Problem to work on:
Write the data out again, character for character, with no images.

Data items:
---
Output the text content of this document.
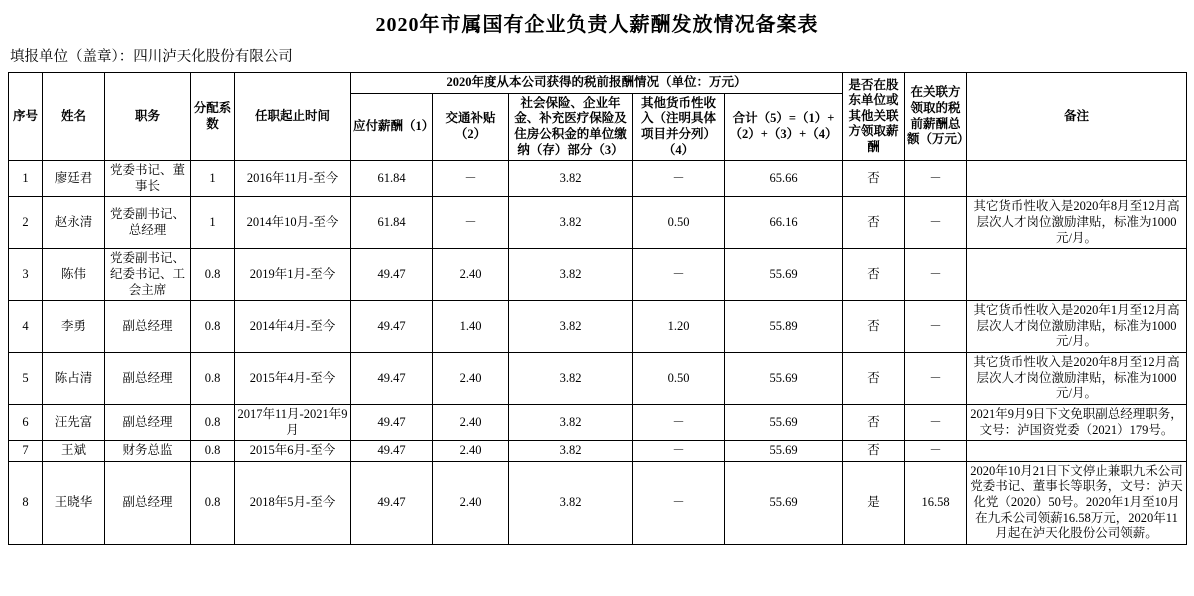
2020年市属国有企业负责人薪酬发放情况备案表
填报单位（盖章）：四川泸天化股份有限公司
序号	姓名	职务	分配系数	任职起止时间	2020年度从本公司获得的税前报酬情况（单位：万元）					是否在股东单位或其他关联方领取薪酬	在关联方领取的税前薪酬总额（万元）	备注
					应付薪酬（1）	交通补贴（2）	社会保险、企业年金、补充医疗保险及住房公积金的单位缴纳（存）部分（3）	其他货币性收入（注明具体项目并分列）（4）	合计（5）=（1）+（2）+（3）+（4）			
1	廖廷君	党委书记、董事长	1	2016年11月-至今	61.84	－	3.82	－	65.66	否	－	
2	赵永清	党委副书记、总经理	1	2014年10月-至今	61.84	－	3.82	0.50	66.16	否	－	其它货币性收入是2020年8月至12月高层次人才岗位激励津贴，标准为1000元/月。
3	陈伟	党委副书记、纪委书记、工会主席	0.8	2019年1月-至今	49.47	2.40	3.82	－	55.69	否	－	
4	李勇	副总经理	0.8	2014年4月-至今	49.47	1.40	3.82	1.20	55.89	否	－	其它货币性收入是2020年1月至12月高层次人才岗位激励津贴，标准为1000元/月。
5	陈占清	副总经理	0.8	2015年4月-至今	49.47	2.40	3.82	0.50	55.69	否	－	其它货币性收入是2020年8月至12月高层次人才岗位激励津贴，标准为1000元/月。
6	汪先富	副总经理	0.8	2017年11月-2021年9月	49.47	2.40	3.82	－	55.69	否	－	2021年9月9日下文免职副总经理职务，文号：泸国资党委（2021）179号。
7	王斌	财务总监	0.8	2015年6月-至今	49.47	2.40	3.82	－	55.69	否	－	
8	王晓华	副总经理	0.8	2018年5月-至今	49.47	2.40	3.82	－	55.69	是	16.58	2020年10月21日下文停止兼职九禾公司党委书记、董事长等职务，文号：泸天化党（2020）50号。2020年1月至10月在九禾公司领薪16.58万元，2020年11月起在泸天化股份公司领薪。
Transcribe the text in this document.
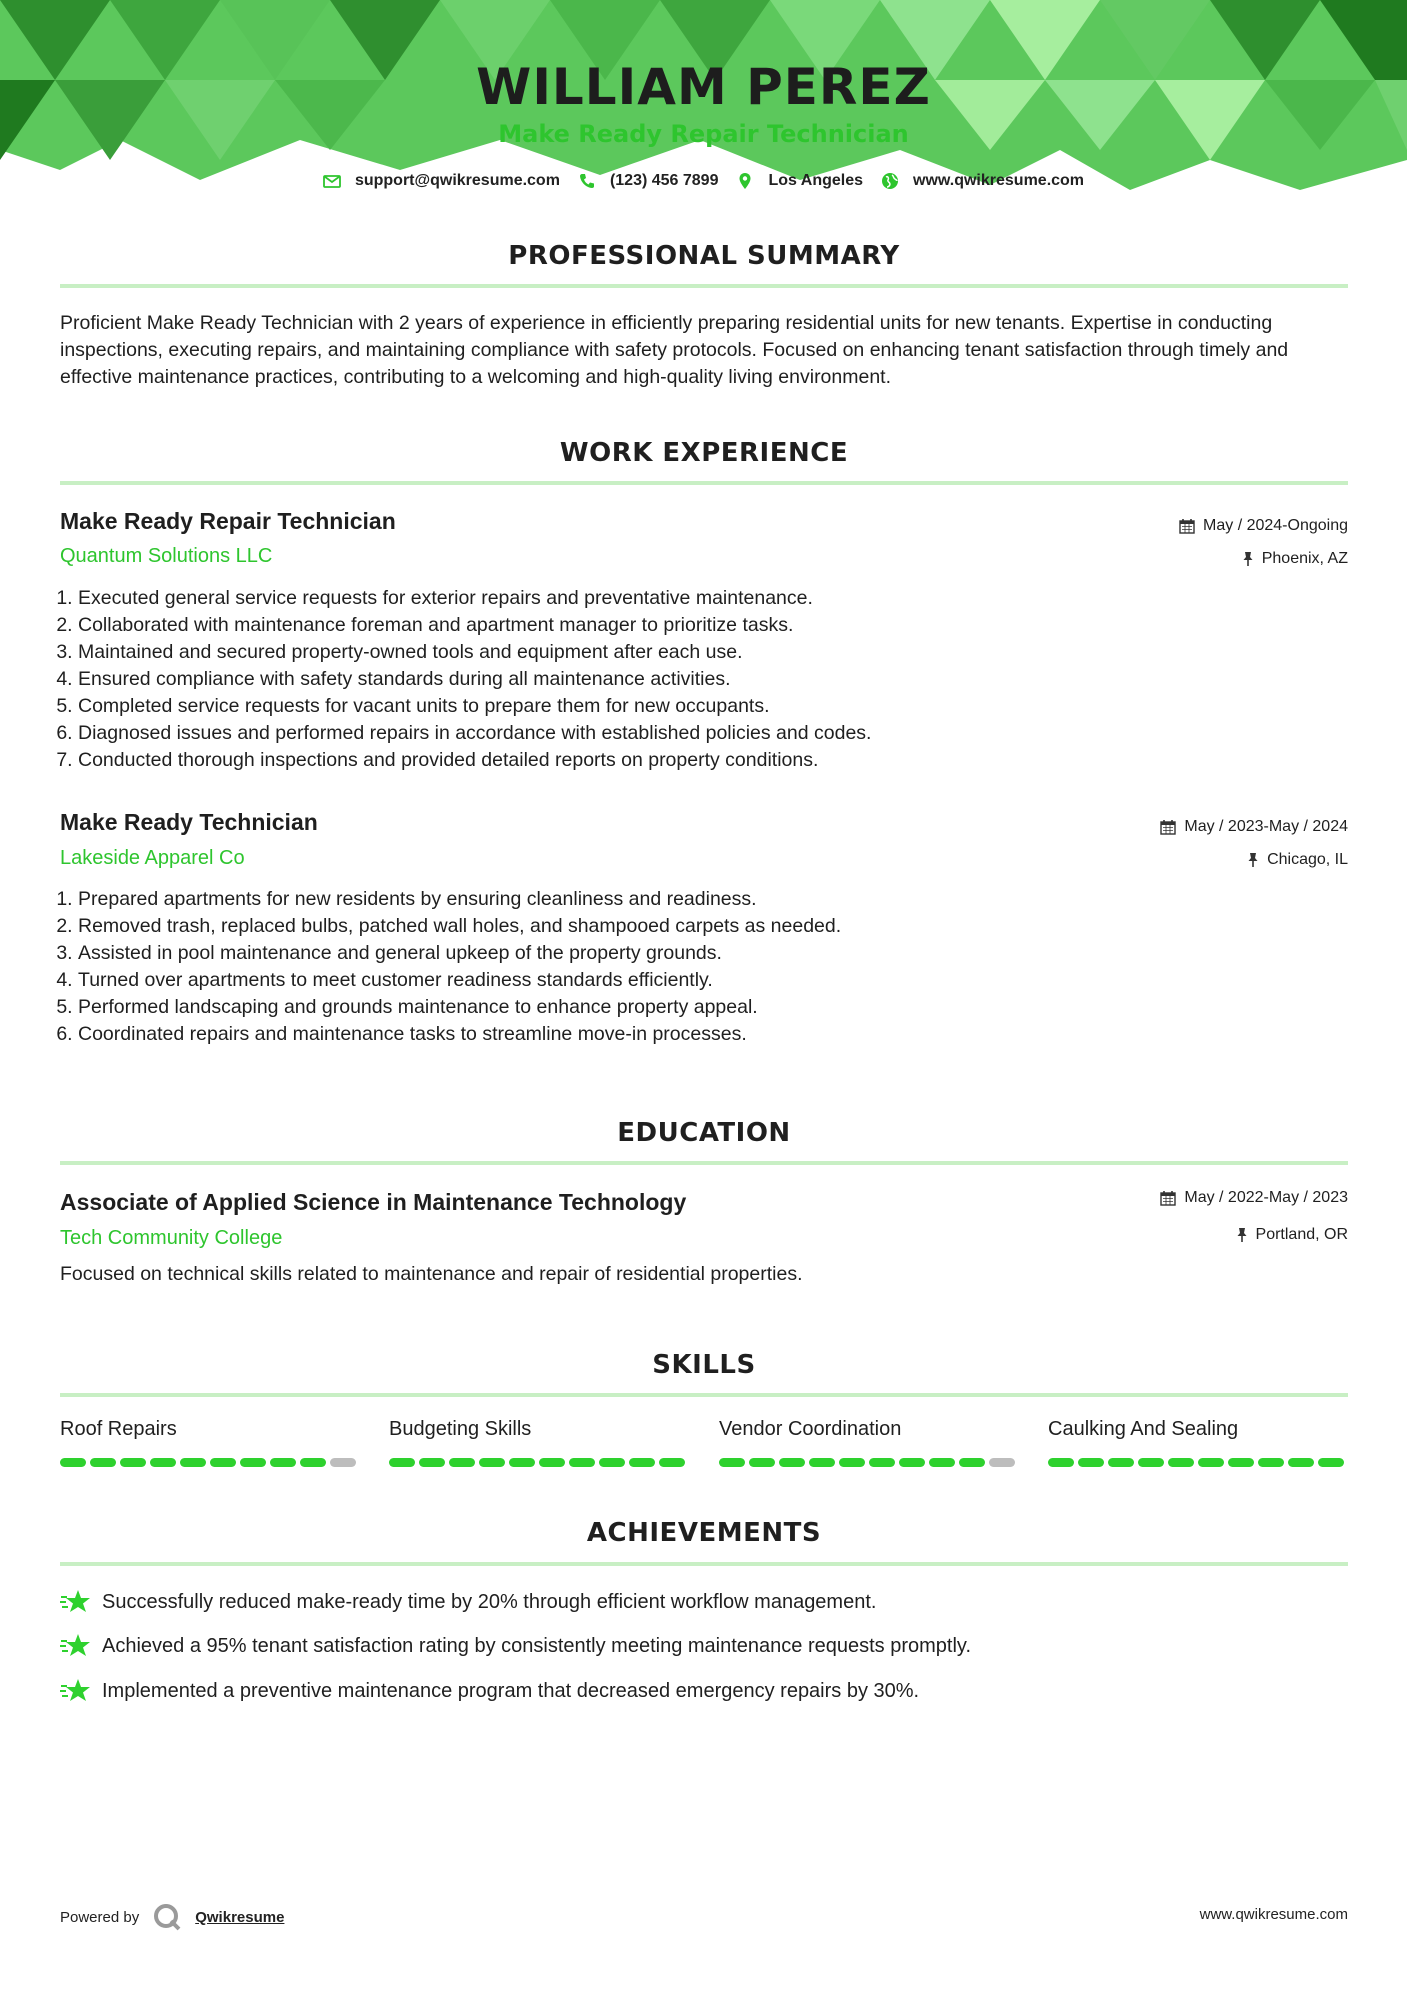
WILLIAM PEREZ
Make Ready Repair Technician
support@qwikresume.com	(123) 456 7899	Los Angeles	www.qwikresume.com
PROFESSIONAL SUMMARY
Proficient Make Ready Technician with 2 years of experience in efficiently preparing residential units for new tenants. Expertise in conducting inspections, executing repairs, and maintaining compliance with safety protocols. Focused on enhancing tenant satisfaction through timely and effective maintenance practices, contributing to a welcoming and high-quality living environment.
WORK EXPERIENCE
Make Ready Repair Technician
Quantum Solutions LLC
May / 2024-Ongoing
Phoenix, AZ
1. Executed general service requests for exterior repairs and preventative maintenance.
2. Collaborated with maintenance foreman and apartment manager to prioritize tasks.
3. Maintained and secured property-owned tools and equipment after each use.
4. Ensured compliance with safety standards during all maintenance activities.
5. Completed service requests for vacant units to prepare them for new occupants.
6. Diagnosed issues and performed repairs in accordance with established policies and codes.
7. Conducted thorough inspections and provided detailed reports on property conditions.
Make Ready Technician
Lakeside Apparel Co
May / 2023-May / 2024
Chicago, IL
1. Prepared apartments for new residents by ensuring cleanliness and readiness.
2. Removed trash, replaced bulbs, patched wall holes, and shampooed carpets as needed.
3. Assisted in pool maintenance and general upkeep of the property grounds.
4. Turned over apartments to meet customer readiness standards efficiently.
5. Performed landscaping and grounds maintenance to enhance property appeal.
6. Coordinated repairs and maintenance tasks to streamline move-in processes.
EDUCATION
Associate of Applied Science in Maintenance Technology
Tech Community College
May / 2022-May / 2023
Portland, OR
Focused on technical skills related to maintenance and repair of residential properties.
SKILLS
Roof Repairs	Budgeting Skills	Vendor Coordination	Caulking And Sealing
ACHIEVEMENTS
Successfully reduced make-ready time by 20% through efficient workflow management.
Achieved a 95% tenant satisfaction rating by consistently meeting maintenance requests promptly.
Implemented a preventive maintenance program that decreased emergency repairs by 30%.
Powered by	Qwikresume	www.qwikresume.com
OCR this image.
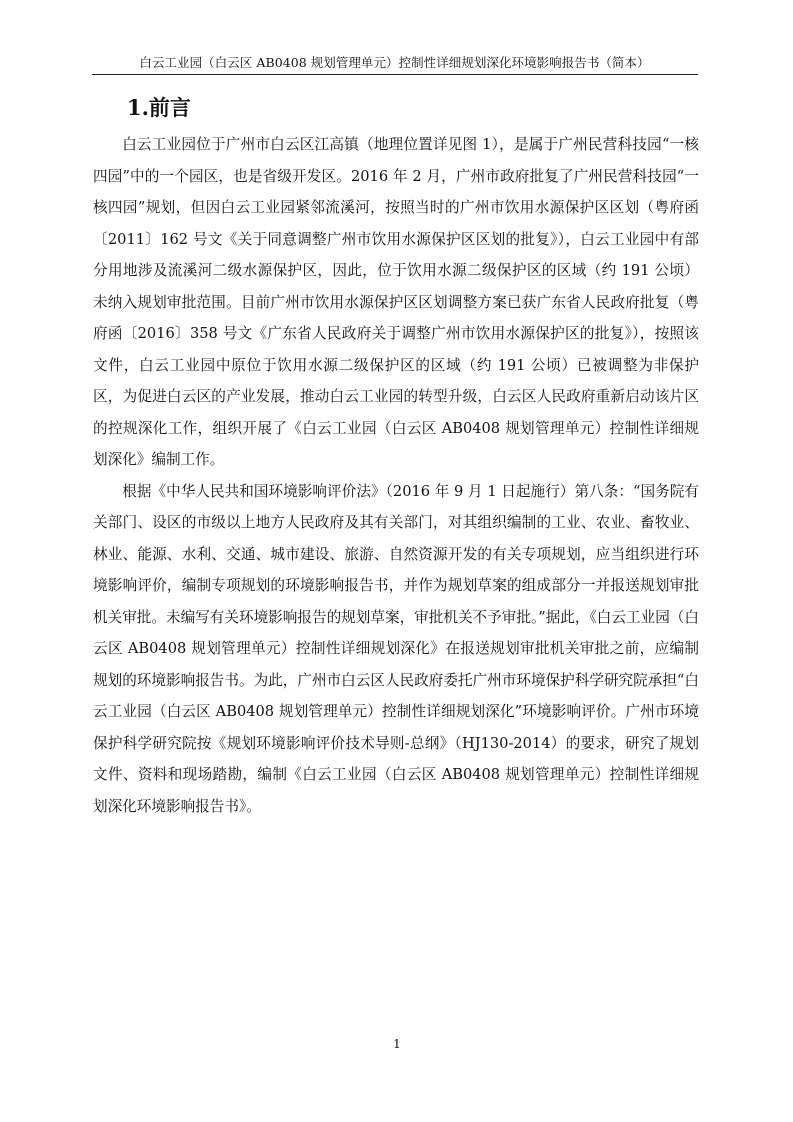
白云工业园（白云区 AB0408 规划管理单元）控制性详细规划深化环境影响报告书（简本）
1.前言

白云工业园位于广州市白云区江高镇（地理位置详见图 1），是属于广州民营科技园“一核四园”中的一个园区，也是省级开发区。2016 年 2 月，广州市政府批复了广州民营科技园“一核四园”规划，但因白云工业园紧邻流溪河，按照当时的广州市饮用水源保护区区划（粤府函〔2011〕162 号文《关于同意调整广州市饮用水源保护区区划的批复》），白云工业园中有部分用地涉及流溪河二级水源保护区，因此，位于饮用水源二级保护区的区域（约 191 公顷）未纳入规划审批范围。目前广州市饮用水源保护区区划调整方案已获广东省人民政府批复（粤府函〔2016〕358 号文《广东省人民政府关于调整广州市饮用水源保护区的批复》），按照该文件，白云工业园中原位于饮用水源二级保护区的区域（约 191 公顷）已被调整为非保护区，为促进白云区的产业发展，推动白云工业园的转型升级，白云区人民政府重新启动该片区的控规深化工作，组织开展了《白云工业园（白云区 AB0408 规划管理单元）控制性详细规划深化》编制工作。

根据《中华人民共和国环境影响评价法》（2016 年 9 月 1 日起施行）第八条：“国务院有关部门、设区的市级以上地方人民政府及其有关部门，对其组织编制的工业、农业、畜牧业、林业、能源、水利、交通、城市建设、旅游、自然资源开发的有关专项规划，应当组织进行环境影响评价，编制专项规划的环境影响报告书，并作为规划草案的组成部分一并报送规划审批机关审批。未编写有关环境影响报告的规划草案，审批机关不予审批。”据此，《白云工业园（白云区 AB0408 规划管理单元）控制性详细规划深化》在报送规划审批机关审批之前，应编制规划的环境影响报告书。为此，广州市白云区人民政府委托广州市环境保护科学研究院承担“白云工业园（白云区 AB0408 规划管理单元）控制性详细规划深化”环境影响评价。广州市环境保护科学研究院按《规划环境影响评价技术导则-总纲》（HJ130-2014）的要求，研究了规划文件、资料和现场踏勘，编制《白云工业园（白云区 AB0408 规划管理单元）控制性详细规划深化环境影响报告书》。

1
---
Task solution:
Output the text content of this document.
2020年市属国有企业负责人薪酬发放情况备案表
填报单位（盖章）：四川泸天化股份有限公司
序号	姓名	职务	分配系数	任职起止时间	2020年度从本公司获得的税前报酬情况（单位：万元）					是否在股东单位或其他关联方领取薪酬	在关联方领取的税前薪酬总额（万元）	备注
					应付薪酬（1）	交通补贴（2）	社会保险、企业年金、补充医疗保险及住房公积金的单位缴纳（存）部分（3）	其他货币性收入（注明具体项目并分列）（4）	合计（5）=（1）+（2）+（3）+（4）			
1	廖廷君	党委书记、董事长	1	2016年11月-至今	61.84	－	3.82	－	65.66	否	－	
2	赵永清	党委副书记、总经理	1	2014年10月-至今	61.84	－	3.82	0.50	66.16	否	－	其它货币性收入是2020年8月至12月高层次人才岗位激励津贴，标准为1000元/月。
3	陈伟	党委副书记、纪委书记、工会主席	0.8	2019年1月-至今	49.47	2.40	3.82	－	55.69	否	－	
4	李勇	副总经理	0.8	2014年4月-至今	49.47	1.40	3.82	1.20	55.89	否	－	其它货币性收入是2020年1月至12月高层次人才岗位激励津贴，标准为1000元/月。
5	陈占清	副总经理	0.8	2015年4月-至今	49.47	2.40	3.82	0.50	55.69	否	－	其它货币性收入是2020年8月至12月高层次人才岗位激励津贴，标准为1000元/月。
6	汪先富	副总经理	0.8	2017年11月-2021年9月	49.47	2.40	3.82	－	55.69	否	－	2021年9月9日下文免职副总经理职务，文号：泸国资党委（2021）179号。
7	王斌	财务总监	0.8	2015年6月-至今	49.47	2.40	3.82	－	55.69	否	－	
8	王晓华	副总经理	0.8	2018年5月-至今	49.47	2.40	3.82	－	55.69	是	16.58	2020年10月21日下文停止兼职九禾公司党委书记、董事长等职务，文号：泸天化党（2020）50号。2020年1月至10月在九禾公司领薪16.58万元，2020年11月起在泸天化股份公司领薪。
Transcribe the text in this document.
WILLIAM PEREZ
Make Ready Repair Technician
support@qwikresume.com	(123) 456 7899	Los Angeles	www.qwikresume.com
PROFESSIONAL SUMMARY
Proficient Make Ready Technician with 2 years of experience in efficiently preparing residential units for new tenants. Expertise in conducting inspections, executing repairs, and maintaining compliance with safety protocols. Focused on enhancing tenant satisfaction through timely and effective maintenance practices, contributing to a welcoming and high-quality living environment.
WORK EXPERIENCE
Make Ready Repair Technician
Quantum Solutions LLC
May / 2024-Ongoing
Phoenix, AZ
1. Executed general service requests for exterior repairs and preventative maintenance.
2. Collaborated with maintenance foreman and apartment manager to prioritize tasks.
3. Maintained and secured property-owned tools and equipment after each use.
4. Ensured compliance with safety standards during all maintenance activities.
5. Completed service requests for vacant units to prepare them for new occupants.
6. Diagnosed issues and performed repairs in accordance with established policies and codes.
7. Conducted thorough inspections and provided detailed reports on property conditions.
Make Ready Technician
Lakeside Apparel Co
May / 2023-May / 2024
Chicago, IL
1. Prepared apartments for new residents by ensuring cleanliness and readiness.
2. Removed trash, replaced bulbs, patched wall holes, and shampooed carpets as needed.
3. Assisted in pool maintenance and general upkeep of the property grounds.
4. Turned over apartments to meet customer readiness standards efficiently.
5. Performed landscaping and grounds maintenance to enhance property appeal.
6. Coordinated repairs and maintenance tasks to streamline move-in processes.
EDUCATION
Associate of Applied Science in Maintenance Technology
Tech Community College
May / 2022-May / 2023
Portland, OR
Focused on technical skills related to maintenance and repair of residential properties.
SKILLS
Roof Repairs	Budgeting Skills	Vendor Coordination	Caulking And Sealing
ACHIEVEMENTS
Successfully reduced make-ready time by 20% through efficient workflow management.
Achieved a 95% tenant satisfaction rating by consistently meeting maintenance requests promptly.
Implemented a preventive maintenance program that decreased emergency repairs by 30%.
Powered by	Qwikresume	www.qwikresume.com
OCR this image.
白云工业园（白云区 AB0408 规划管理单元）控制性详细规划深化环境影响报告书（简本）
1.前言

白云工业园位于广州市白云区江高镇（地理位置详见图 1），是属于广州民营科技园“一核四园”中的一个园区，也是省级开发区。2016 年 2 月，广州市政府批复了广州民营科技园“一核四园”规划，但因白云工业园紧邻流溪河，按照当时的广州市饮用水源保护区区划（粤府函〔2011〕162 号文《关于同意调整广州市饮用水源保护区区划的批复》），白云工业园中有部分用地涉及流溪河二级水源保护区，因此，位于饮用水源二级保护区的区域（约 191 公顷）未纳入规划审批范围。目前广州市饮用水源保护区区划调整方案已获广东省人民政府批复（粤府函〔2016〕358 号文《广东省人民政府关于调整广州市饮用水源保护区的批复》），按照该文件，白云工业园中原位于饮用水源二级保护区的区域（约 191 公顷）已被调整为非保护区，为促进白云区的产业发展，推动白云工业园的转型升级，白云区人民政府重新启动该片区的控规深化工作，组织开展了《白云工业园（白云区 AB0408 规划管理单元）控制性详细规划深化》编制工作。

根据《中华人民共和国环境影响评价法》（2016 年 9 月 1 日起施行）第八条：“国务院有关部门、设区的市级以上地方人民政府及其有关部门，对其组织编制的工业、农业、畜牧业、林业、能源、水利、交通、城市建设、旅游、自然资源开发的有关专项规划，应当组织进行环境影响评价，编制专项规划的环境影响报告书，并作为规划草案的组成部分一并报送规划审批机关审批。未编写有关环境影响报告的规划草案，审批机关不予审批。”据此，《白云工业园（白云区 AB0408 规划管理单元）控制性详细规划深化》在报送规划审批机关审批之前，应编制规划的环境影响报告书。为此，广州市白云区人民政府委托广州市环境保护科学研究院承担“白云工业园（白云区 AB0408 规划管理单元）控制性详细规划深化”环境影响评价。广州市环境保护科学研究院按《规划环境影响评价技术导则-总纲》（HJ130-2014）的要求，研究了规划文件、资料和现场踏勘，编制《白云工业园（白云区 AB0408 规划管理单元）控制性详细规划深化环境影响报告书》。

1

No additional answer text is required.